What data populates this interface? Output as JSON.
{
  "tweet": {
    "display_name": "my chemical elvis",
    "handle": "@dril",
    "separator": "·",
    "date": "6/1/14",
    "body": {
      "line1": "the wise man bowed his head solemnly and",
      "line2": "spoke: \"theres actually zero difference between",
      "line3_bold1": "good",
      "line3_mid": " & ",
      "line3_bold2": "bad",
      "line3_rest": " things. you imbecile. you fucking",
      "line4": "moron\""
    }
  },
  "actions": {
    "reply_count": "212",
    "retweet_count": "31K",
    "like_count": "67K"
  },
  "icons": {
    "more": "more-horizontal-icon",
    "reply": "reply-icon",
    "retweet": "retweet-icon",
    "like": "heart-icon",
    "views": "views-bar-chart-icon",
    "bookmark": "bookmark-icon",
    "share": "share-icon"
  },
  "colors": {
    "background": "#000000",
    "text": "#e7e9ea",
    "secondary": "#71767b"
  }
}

---

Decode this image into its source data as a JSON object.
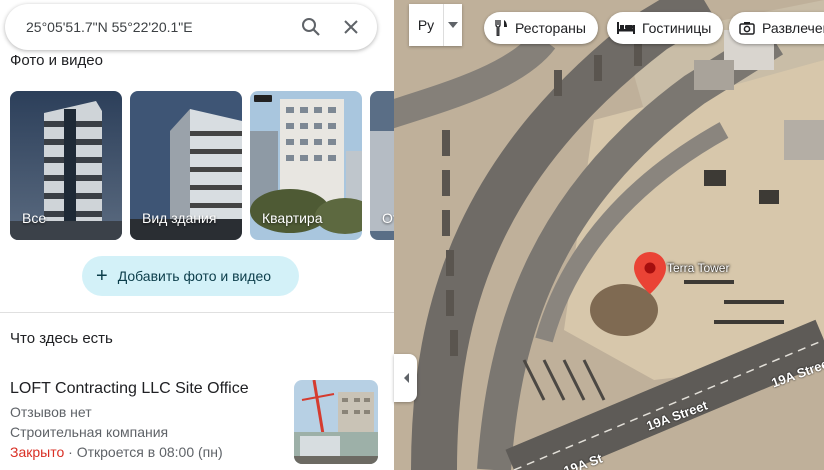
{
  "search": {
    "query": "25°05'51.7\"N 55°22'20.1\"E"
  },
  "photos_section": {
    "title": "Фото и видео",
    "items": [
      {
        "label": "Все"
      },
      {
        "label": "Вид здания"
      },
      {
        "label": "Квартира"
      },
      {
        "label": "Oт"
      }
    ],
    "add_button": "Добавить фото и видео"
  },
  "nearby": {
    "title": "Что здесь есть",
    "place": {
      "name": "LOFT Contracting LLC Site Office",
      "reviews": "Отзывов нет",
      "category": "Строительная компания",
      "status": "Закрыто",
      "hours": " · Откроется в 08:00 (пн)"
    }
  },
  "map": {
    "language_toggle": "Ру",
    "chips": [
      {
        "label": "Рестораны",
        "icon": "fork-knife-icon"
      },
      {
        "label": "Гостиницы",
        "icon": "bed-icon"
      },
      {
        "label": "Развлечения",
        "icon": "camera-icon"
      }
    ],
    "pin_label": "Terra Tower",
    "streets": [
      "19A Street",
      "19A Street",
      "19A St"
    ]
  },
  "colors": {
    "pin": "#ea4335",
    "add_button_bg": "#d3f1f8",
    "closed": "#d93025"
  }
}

Written exercise: Track down every line holding the string "title" and copy it.

Worked answer:
    "title": "Фото и видео",
    "title": "Что здесь есть",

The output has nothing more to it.